### WHAT IS NEEDED
Return all of the data exactly, with nothing left out but the pictures.

=== RECORDS FOR PROCESSING ===

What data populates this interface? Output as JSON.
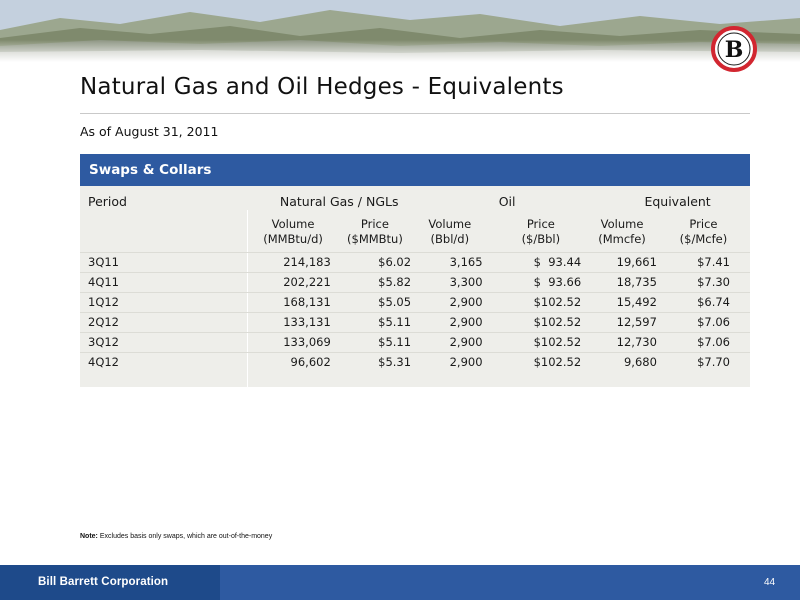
{
  "slide": {
    "title": "Natural Gas and Oil Hedges - Equivalents",
    "as_of": "As of August 31, 2011",
    "page_number": "44"
  },
  "panel": {
    "title": "Swaps & Collars"
  },
  "table": {
    "period_header": "Period",
    "groups": [
      "Natural Gas / NGLs",
      "Oil",
      "Equivalent"
    ],
    "subheaders": [
      [
        "Volume",
        "(MMBtu/d)"
      ],
      [
        "Price",
        "($MMBtu)"
      ],
      [
        "Volume",
        "(Bbl/d)"
      ],
      [
        "Price",
        "($/Bbl)"
      ],
      [
        "Volume",
        "(Mmcfe)"
      ],
      [
        "Price",
        "($/Mcfe)"
      ]
    ],
    "rows": [
      [
        "3Q11",
        "214,183",
        "$6.02",
        "3,165",
        "$  93.44",
        "19,661",
        "$7.41"
      ],
      [
        "4Q11",
        "202,221",
        "$5.82",
        "3,300",
        "$  93.66",
        "18,735",
        "$7.30"
      ],
      [
        "1Q12",
        "168,131",
        "$5.05",
        "2,900",
        "$102.52",
        "15,492",
        "$6.74"
      ],
      [
        "2Q12",
        "133,131",
        "$5.11",
        "2,900",
        "$102.52",
        "12,597",
        "$7.06"
      ],
      [
        "3Q12",
        "133,069",
        "$5.11",
        "2,900",
        "$102.52",
        "12,730",
        "$7.06"
      ],
      [
        "4Q12",
        "96,602",
        "$5.31",
        "2,900",
        "$102.52",
        "9,680",
        "$7.70"
      ]
    ]
  },
  "note": {
    "label": "Note:",
    "text": "Excludes basis only swaps, which are out-of-the-money"
  },
  "footer": {
    "company": "Bill Barrett Corporation"
  },
  "logo": {
    "letter": "B",
    "ring_color": "#d22630"
  },
  "colors": {
    "header_blue": "#2e5aa1",
    "footer_dark_blue": "#1e4a8a",
    "panel_gray": "#eeeeea"
  }
}
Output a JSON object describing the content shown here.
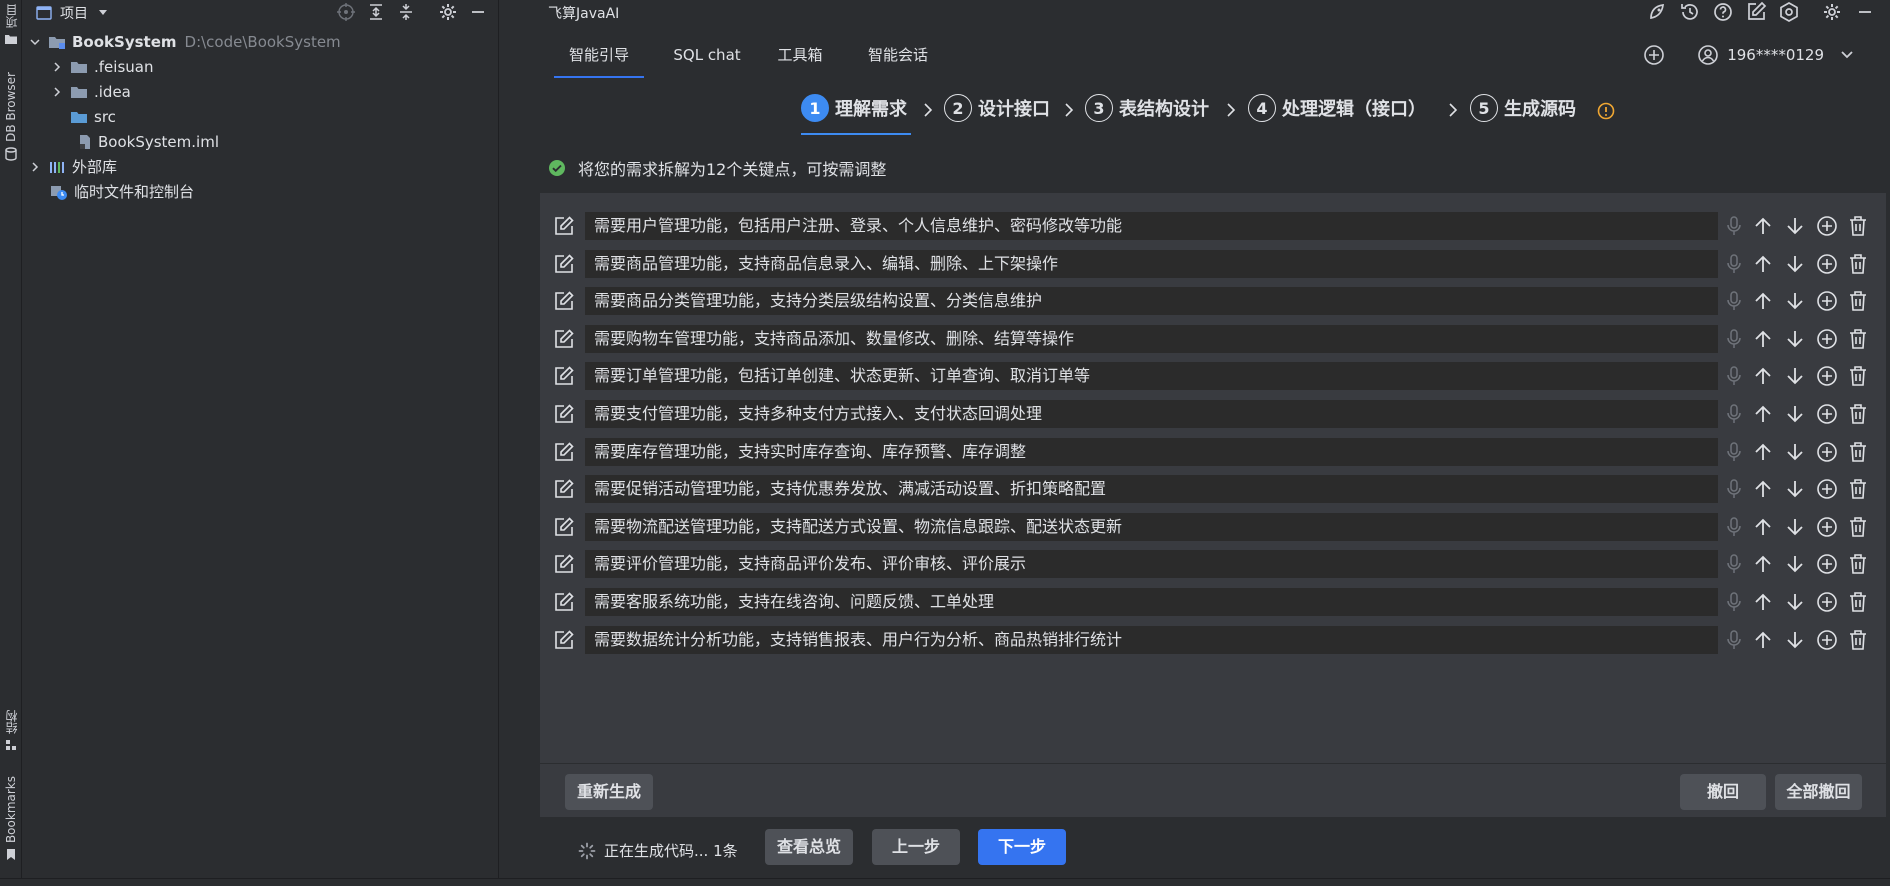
{
  "strip": {
    "project_tab": "项目",
    "db_browser_tab": "DB Browser",
    "structure_tab": "结构",
    "bookmarks_tab": "Bookmarks"
  },
  "project": {
    "title": "项目",
    "tree": [
      {
        "label": "BookSystem",
        "path": "D:\\code\\BookSystem"
      },
      {
        "label": ".feisuan"
      },
      {
        "label": ".idea"
      },
      {
        "label": "src"
      },
      {
        "label": "BookSystem.iml"
      },
      {
        "label": "外部库"
      },
      {
        "label": "临时文件和控制台"
      }
    ]
  },
  "plugin": {
    "title": "飞算JavaAI",
    "tabs": [
      "智能引导",
      "SQL chat",
      "工具箱",
      "智能会话"
    ],
    "active_tab": 0,
    "user": "196****0129",
    "steps": [
      {
        "num": "1",
        "label": "理解需求"
      },
      {
        "num": "2",
        "label": "设计接口"
      },
      {
        "num": "3",
        "label": "表结构设计"
      },
      {
        "num": "4",
        "label": "处理逻辑（接口）"
      },
      {
        "num": "5",
        "label": "生成源码"
      }
    ],
    "info_text": "将您的需求拆解为12个关键点，可按需调整",
    "requirements": [
      "需要用户管理功能，包括用户注册、登录、个人信息维护、密码修改等功能",
      "需要商品管理功能，支持商品信息录入、编辑、删除、上下架操作",
      "需要商品分类管理功能，支持分类层级结构设置、分类信息维护",
      "需要购物车管理功能，支持商品添加、数量修改、删除、结算等操作",
      "需要订单管理功能，包括订单创建、状态更新、订单查询、取消订单等",
      "需要支付管理功能，支持多种支付方式接入、支付状态回调处理",
      "需要库存管理功能，支持实时库存查询、库存预警、库存调整",
      "需要促销活动管理功能，支持优惠券发放、满减活动设置、折扣策略配置",
      "需要物流配送管理功能，支持配送方式设置、物流信息跟踪、配送状态更新",
      "需要评价管理功能，支持商品评价发布、评价审核、评价展示",
      "需要客服系统功能，支持在线咨询、问题反馈、工单处理",
      "需要数据统计分析功能，支持销售报表、用户行为分析、商品热销排行统计"
    ],
    "regenerate": "重新生成",
    "undo": "撤回",
    "undo_all": "全部撤回",
    "status": "正在生成代码... 1条",
    "overview": "查看总览",
    "prev": "上一步",
    "next": "下一步"
  },
  "colors": {
    "accent": "#3574f0",
    "success": "#5fb85f",
    "warning": "#f0a732"
  }
}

===

### EXPECTED ANSWER
What data populates this interface? Output as JSON.
{
  "slide": {
    "title": "Natural Gas and Oil Hedges - Equivalents",
    "as_of": "As of August 31, 2011",
    "page_number": "44"
  },
  "panel": {
    "title": "Swaps & Collars"
  },
  "table": {
    "period_header": "Period",
    "groups": [
      "Natural Gas / NGLs",
      "Oil",
      "Equivalent"
    ],
    "subheaders": [
      [
        "Volume",
        "(MMBtu/d)"
      ],
      [
        "Price",
        "($MMBtu)"
      ],
      [
        "Volume",
        "(Bbl/d)"
      ],
      [
        "Price",
        "($/Bbl)"
      ],
      [
        "Volume",
        "(Mmcfe)"
      ],
      [
        "Price",
        "($/Mcfe)"
      ]
    ],
    "rows": [
      [
        "3Q11",
        "214,183",
        "$6.02",
        "3,165",
        "$  93.44",
        "19,661",
        "$7.41"
      ],
      [
        "4Q11",
        "202,221",
        "$5.82",
        "3,300",
        "$  93.66",
        "18,735",
        "$7.30"
      ],
      [
        "1Q12",
        "168,131",
        "$5.05",
        "2,900",
        "$102.52",
        "15,492",
        "$6.74"
      ],
      [
        "2Q12",
        "133,131",
        "$5.11",
        "2,900",
        "$102.52",
        "12,597",
        "$7.06"
      ],
      [
        "3Q12",
        "133,069",
        "$5.11",
        "2,900",
        "$102.52",
        "12,730",
        "$7.06"
      ],
      [
        "4Q12",
        "96,602",
        "$5.31",
        "2,900",
        "$102.52",
        "9,680",
        "$7.70"
      ]
    ]
  },
  "note": {
    "label": "Note:",
    "text": "Excludes basis only swaps, which are out-of-the-money"
  },
  "footer": {
    "company": "Bill Barrett Corporation"
  },
  "logo": {
    "letter": "B",
    "ring_color": "#d22630"
  },
  "colors": {
    "header_blue": "#2e5aa1",
    "footer_dark_blue": "#1e4a8a",
    "panel_gray": "#eeeeea"
  }
}
Output a JSON object describing the content shown here.
{
  "strip": {
    "project_tab": "项目",
    "db_browser_tab": "DB Browser",
    "structure_tab": "结构",
    "bookmarks_tab": "Bookmarks"
  },
  "project": {
    "title": "项目",
    "tree": [
      {
        "label": "BookSystem",
        "path": "D:\\code\\BookSystem"
      },
      {
        "label": ".feisuan"
      },
      {
        "label": ".idea"
      },
      {
        "label": "src"
      },
      {
        "label": "BookSystem.iml"
      },
      {
        "label": "外部库"
      },
      {
        "label": "临时文件和控制台"
      }
    ]
  },
  "plugin": {
    "title": "飞算JavaAI",
    "tabs": [
      "智能引导",
      "SQL chat",
      "工具箱",
      "智能会话"
    ],
    "active_tab": 0,
    "user": "196****0129",
    "steps": [
      {
        "num": "1",
        "label": "理解需求"
      },
      {
        "num": "2",
        "label": "设计接口"
      },
      {
        "num": "3",
        "label": "表结构设计"
      },
      {
        "num": "4",
        "label": "处理逻辑（接口）"
      },
      {
        "num": "5",
        "label": "生成源码"
      }
    ],
    "info_text": "将您的需求拆解为12个关键点，可按需调整",
    "requirements": [
      "需要用户管理功能，包括用户注册、登录、个人信息维护、密码修改等功能",
      "需要商品管理功能，支持商品信息录入、编辑、删除、上下架操作",
      "需要商品分类管理功能，支持分类层级结构设置、分类信息维护",
      "需要购物车管理功能，支持商品添加、数量修改、删除、结算等操作",
      "需要订单管理功能，包括订单创建、状态更新、订单查询、取消订单等",
      "需要支付管理功能，支持多种支付方式接入、支付状态回调处理",
      "需要库存管理功能，支持实时库存查询、库存预警、库存调整",
      "需要促销活动管理功能，支持优惠券发放、满减活动设置、折扣策略配置",
      "需要物流配送管理功能，支持配送方式设置、物流信息跟踪、配送状态更新",
      "需要评价管理功能，支持商品评价发布、评价审核、评价展示",
      "需要客服系统功能，支持在线咨询、问题反馈、工单处理",
      "需要数据统计分析功能，支持销售报表、用户行为分析、商品热销排行统计"
    ],
    "regenerate": "重新生成",
    "undo": "撤回",
    "undo_all": "全部撤回",
    "status": "正在生成代码... 1条",
    "overview": "查看总览",
    "prev": "上一步",
    "next": "下一步"
  },
  "colors": {
    "accent": "#3574f0",
    "success": "#5fb85f",
    "warning": "#f0a732"
  }
}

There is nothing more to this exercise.